▸ Provided data

== == ==

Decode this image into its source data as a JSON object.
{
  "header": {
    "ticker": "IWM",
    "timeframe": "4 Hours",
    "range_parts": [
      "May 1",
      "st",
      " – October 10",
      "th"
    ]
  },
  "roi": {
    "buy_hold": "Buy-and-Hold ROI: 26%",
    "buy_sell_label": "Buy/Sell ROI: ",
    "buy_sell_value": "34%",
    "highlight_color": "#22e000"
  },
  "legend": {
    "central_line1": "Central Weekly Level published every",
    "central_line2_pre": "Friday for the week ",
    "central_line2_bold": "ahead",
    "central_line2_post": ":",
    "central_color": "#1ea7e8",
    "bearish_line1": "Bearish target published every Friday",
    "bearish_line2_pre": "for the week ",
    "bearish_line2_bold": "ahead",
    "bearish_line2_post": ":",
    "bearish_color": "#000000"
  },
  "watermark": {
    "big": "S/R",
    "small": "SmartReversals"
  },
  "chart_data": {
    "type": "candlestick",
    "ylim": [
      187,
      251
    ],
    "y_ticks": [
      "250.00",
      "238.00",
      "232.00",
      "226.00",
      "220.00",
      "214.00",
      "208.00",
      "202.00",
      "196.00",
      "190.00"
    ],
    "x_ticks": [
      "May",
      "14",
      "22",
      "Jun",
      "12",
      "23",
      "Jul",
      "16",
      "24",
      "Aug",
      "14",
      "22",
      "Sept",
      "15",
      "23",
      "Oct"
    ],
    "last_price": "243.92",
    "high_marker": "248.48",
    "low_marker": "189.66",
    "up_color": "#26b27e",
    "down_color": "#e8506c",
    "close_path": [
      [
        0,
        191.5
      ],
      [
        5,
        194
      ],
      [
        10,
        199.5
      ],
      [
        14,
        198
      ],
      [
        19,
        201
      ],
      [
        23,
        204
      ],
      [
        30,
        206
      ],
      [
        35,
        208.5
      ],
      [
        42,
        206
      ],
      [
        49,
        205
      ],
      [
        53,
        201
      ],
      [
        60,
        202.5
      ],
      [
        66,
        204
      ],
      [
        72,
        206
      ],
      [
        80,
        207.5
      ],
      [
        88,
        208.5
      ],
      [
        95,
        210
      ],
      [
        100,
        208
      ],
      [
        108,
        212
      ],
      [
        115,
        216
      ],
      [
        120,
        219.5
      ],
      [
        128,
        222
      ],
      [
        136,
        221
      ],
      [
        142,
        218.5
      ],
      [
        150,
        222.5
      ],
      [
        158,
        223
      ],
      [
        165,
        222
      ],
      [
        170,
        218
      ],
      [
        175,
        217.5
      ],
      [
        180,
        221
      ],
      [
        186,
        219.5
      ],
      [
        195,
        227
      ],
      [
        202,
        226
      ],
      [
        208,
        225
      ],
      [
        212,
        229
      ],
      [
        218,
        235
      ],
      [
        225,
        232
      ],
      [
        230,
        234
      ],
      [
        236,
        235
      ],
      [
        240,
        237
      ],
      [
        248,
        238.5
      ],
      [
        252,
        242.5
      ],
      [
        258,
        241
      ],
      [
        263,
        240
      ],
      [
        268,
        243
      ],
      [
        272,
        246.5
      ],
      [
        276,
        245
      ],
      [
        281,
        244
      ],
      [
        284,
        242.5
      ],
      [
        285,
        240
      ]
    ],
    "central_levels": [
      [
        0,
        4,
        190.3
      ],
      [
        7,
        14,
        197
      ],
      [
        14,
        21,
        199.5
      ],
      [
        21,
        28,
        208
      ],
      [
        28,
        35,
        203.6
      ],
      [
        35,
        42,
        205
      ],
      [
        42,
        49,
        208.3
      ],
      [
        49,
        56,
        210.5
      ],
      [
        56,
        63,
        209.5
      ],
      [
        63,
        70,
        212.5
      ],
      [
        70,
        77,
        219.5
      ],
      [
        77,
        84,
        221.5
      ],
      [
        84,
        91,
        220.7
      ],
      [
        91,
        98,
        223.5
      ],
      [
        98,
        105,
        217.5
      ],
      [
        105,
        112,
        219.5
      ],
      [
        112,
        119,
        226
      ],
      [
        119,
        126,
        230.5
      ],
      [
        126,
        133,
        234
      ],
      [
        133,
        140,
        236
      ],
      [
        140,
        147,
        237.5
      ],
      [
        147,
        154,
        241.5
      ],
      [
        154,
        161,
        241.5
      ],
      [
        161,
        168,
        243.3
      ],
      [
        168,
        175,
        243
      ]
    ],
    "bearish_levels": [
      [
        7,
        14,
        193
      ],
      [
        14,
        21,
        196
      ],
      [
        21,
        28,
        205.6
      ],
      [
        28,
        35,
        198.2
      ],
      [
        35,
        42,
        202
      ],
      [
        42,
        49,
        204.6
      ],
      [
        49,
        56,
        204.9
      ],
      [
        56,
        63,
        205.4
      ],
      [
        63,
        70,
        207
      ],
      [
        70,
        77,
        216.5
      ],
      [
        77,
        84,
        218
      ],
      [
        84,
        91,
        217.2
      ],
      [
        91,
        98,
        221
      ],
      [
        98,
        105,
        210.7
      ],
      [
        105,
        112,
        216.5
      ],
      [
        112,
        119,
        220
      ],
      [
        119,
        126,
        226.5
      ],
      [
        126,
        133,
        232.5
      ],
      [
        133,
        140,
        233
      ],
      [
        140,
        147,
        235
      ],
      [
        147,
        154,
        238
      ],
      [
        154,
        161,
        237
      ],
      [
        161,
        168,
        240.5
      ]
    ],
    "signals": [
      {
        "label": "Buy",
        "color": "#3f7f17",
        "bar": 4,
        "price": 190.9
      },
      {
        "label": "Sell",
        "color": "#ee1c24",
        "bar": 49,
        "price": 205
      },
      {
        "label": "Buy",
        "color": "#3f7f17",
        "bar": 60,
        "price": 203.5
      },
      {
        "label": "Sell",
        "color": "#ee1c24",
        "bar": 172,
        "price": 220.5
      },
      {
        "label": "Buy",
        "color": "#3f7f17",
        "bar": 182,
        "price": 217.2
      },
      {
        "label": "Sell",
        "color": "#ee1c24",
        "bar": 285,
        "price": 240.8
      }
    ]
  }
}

== == ==

▸ What you will do
In the entries above, count every line containing the word "Friday". Write only the total.

▸ Complete answer
2